WHAT YOU ARE ASKED TO DO:
Could you return every one of the items below word for word, with nothing changed?

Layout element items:
** START **

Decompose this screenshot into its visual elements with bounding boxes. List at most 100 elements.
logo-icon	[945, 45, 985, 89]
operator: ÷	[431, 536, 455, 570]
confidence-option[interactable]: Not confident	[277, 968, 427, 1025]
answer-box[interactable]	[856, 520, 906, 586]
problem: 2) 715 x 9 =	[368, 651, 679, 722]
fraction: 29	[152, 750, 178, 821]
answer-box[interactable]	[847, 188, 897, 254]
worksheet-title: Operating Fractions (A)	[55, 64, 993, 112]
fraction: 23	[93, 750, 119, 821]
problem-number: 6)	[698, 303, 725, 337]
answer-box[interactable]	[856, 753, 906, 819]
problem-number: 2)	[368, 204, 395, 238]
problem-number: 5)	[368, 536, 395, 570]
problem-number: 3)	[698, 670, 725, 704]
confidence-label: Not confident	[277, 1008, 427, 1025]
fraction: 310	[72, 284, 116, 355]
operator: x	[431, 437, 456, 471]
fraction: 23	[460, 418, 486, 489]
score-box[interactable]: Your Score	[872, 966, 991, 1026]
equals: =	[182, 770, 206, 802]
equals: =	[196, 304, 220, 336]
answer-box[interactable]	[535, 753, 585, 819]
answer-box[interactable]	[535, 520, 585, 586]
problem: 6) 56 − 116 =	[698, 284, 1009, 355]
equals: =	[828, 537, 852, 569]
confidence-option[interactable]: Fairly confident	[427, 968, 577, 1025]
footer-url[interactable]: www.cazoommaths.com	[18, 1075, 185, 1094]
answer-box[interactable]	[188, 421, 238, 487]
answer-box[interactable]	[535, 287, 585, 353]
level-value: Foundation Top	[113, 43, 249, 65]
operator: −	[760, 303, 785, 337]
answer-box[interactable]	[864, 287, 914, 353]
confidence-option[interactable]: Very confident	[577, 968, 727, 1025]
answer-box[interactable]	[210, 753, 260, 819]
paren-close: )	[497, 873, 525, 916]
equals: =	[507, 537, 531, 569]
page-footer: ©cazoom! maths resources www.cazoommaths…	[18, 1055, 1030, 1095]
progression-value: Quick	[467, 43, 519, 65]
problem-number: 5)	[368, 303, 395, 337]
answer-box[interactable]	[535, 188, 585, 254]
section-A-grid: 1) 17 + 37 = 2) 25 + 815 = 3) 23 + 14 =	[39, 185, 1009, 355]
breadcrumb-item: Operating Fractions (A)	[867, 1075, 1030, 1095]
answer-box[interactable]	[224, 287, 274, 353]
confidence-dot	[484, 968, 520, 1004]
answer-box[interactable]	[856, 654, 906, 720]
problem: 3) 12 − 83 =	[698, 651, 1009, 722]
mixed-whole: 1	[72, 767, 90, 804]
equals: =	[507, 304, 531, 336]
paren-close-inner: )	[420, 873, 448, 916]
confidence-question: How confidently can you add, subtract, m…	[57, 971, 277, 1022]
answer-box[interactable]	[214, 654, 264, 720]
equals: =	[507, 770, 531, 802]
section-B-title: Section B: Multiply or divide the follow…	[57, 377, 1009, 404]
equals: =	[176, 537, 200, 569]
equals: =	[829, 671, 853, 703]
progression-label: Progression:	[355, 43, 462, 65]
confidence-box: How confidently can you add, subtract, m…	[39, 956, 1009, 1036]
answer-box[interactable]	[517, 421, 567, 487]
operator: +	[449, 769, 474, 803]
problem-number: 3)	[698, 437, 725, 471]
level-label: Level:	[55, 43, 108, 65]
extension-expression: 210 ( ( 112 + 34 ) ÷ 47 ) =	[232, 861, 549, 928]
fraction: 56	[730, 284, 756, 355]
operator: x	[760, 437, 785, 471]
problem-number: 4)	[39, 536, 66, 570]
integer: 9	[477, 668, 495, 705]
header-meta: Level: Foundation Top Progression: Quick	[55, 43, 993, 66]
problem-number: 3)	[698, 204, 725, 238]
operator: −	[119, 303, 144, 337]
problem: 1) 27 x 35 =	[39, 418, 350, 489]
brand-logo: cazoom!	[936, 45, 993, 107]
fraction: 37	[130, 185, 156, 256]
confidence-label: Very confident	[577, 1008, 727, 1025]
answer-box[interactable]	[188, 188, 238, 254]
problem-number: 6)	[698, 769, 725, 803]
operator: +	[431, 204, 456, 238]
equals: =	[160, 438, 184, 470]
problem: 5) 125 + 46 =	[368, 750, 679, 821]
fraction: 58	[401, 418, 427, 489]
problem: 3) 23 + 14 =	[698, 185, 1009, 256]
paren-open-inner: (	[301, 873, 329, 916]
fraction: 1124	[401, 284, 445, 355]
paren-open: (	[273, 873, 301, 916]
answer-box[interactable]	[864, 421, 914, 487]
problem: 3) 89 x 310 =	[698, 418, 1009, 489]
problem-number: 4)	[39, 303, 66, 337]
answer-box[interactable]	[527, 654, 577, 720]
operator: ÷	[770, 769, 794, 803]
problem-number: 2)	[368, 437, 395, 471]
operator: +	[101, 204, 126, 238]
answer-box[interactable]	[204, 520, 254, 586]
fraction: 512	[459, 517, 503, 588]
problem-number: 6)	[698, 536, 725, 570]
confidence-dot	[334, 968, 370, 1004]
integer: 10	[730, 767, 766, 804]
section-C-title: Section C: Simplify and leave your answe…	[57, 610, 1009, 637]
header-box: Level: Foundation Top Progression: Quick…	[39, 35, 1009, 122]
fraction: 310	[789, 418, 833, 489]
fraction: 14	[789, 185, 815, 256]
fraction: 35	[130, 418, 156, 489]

** END **

FINISHED ANSWER:
Decompose this screenshot into its visual elements with bounding boxes. List at most 100 elements.
logo-icon	[945, 45, 985, 89]
operator: ÷	[431, 536, 455, 570]
confidence-option[interactable]: Not confident	[277, 968, 427, 1025]
answer-box[interactable]	[856, 520, 906, 586]
problem: 2) 715 x 9 =	[368, 651, 679, 722]
fraction: 29	[152, 750, 178, 821]
answer-box[interactable]	[847, 188, 897, 254]
worksheet-title: Operating Fractions (A)	[55, 64, 993, 112]
fraction: 23	[93, 750, 119, 821]
problem-number: 6)	[698, 303, 725, 337]
answer-box[interactable]	[856, 753, 906, 819]
problem-number: 2)	[368, 204, 395, 238]
problem-number: 5)	[368, 536, 395, 570]
problem-number: 3)	[698, 670, 725, 704]
confidence-label: Not confident	[277, 1008, 427, 1025]
fraction: 310	[72, 284, 116, 355]
operator: x	[431, 437, 456, 471]
fraction: 23	[460, 418, 486, 489]
score-box[interactable]: Your Score	[872, 966, 991, 1026]
equals: =	[182, 770, 206, 802]
equals: =	[196, 304, 220, 336]
answer-box[interactable]	[535, 753, 585, 819]
answer-box[interactable]	[535, 520, 585, 586]
problem: 6) 56 − 116 =	[698, 284, 1009, 355]
equals: =	[828, 537, 852, 569]
confidence-option[interactable]: Fairly confident	[427, 968, 577, 1025]
footer-url[interactable]: www.cazoommaths.com	[18, 1075, 185, 1094]
answer-box[interactable]	[188, 421, 238, 487]
answer-box[interactable]	[535, 287, 585, 353]
level-value: Foundation Top	[113, 43, 249, 65]
operator: −	[760, 303, 785, 337]
answer-box[interactable]	[864, 287, 914, 353]
confidence-option[interactable]: Very confident	[577, 968, 727, 1025]
answer-box[interactable]	[210, 753, 260, 819]
paren-close: )	[497, 873, 525, 916]
equals: =	[507, 537, 531, 569]
page-footer: ©cazoom! maths resources www.cazoommaths…	[18, 1055, 1030, 1095]
progression-value: Quick	[467, 43, 519, 65]
problem-number: 5)	[368, 303, 395, 337]
answer-box[interactable]	[535, 188, 585, 254]
section-A-grid: 1) 17 + 37 = 2) 25 + 815 = 3) 23 + 14 =	[39, 185, 1009, 355]
breadcrumb-item: Operating Fractions (A)	[867, 1075, 1030, 1095]
answer-box[interactable]	[224, 287, 274, 353]
confidence-dot	[484, 968, 520, 1004]
answer-box[interactable]	[856, 654, 906, 720]
problem: 3) 12 − 83 =	[698, 651, 1009, 722]
mixed-whole: 1	[72, 767, 90, 804]
equals: =	[507, 304, 531, 336]
paren-close-inner: )	[420, 873, 448, 916]
confidence-question: How confidently can you add, subtract, m…	[57, 971, 277, 1022]
answer-box[interactable]	[214, 654, 264, 720]
equals: =	[507, 770, 531, 802]
section-B-title: Section B: Multiply or divide the follow…	[57, 377, 1009, 404]
equals: =	[176, 537, 200, 569]
equals: =	[829, 671, 853, 703]
progression-label: Progression:	[355, 43, 462, 65]
confidence-box: How confidently can you add, subtract, m…	[39, 956, 1009, 1036]
answer-box[interactable]	[517, 421, 567, 487]
operator: +	[449, 769, 474, 803]
problem-number: 3)	[698, 437, 725, 471]
level-label: Level:	[55, 43, 108, 65]
extension-expression: 210 ( ( 112 + 34 ) ÷ 47 ) =	[232, 861, 549, 928]
fraction: 56	[730, 284, 756, 355]
operator: x	[760, 437, 785, 471]
problem-number: 4)	[39, 536, 66, 570]
integer: 9	[477, 668, 495, 705]
header-meta: Level: Foundation Top Progression: Quick	[55, 43, 993, 66]
problem-number: 3)	[698, 204, 725, 238]
operator: −	[119, 303, 144, 337]
problem: 1) 27 x 35 =	[39, 418, 350, 489]
brand-logo: cazoom!	[936, 45, 993, 107]
fraction: 37	[130, 185, 156, 256]
confidence-label: Very confident	[577, 1008, 727, 1025]
answer-box[interactable]	[188, 188, 238, 254]
problem-number: 6)	[698, 769, 725, 803]
operator: +	[431, 204, 456, 238]
equals: =	[160, 438, 184, 470]
problem: 5) 125 + 46 =	[368, 750, 679, 821]
fraction: 58	[401, 418, 427, 489]
problem: 3) 23 + 14 =	[698, 185, 1009, 256]
paren-open-inner: (	[301, 873, 329, 916]
fraction: 1124	[401, 284, 445, 355]
paren-open: (	[273, 873, 301, 916]
answer-box[interactable]	[864, 421, 914, 487]
problem: 3) 89 x 310 =	[698, 418, 1009, 489]
problem-number: 4)	[39, 303, 66, 337]
answer-box[interactable]	[527, 654, 577, 720]
operator: ÷	[770, 769, 794, 803]
problem-number: 2)	[368, 437, 395, 471]
operator: +	[101, 204, 126, 238]
answer-box[interactable]	[204, 520, 254, 586]
fraction: 512	[459, 517, 503, 588]
problem-number: 6)	[698, 536, 725, 570]
confidence-dot	[334, 968, 370, 1004]
integer: 10	[730, 767, 766, 804]
section-C-title: Section C: Simplify and leave your answe…	[57, 610, 1009, 637]
header-box: Level: Foundation Top Progression: Quick…	[39, 35, 1009, 122]
fraction: 310	[789, 418, 833, 489]
fraction: 14	[789, 185, 815, 256]
fraction: 35	[130, 418, 156, 489]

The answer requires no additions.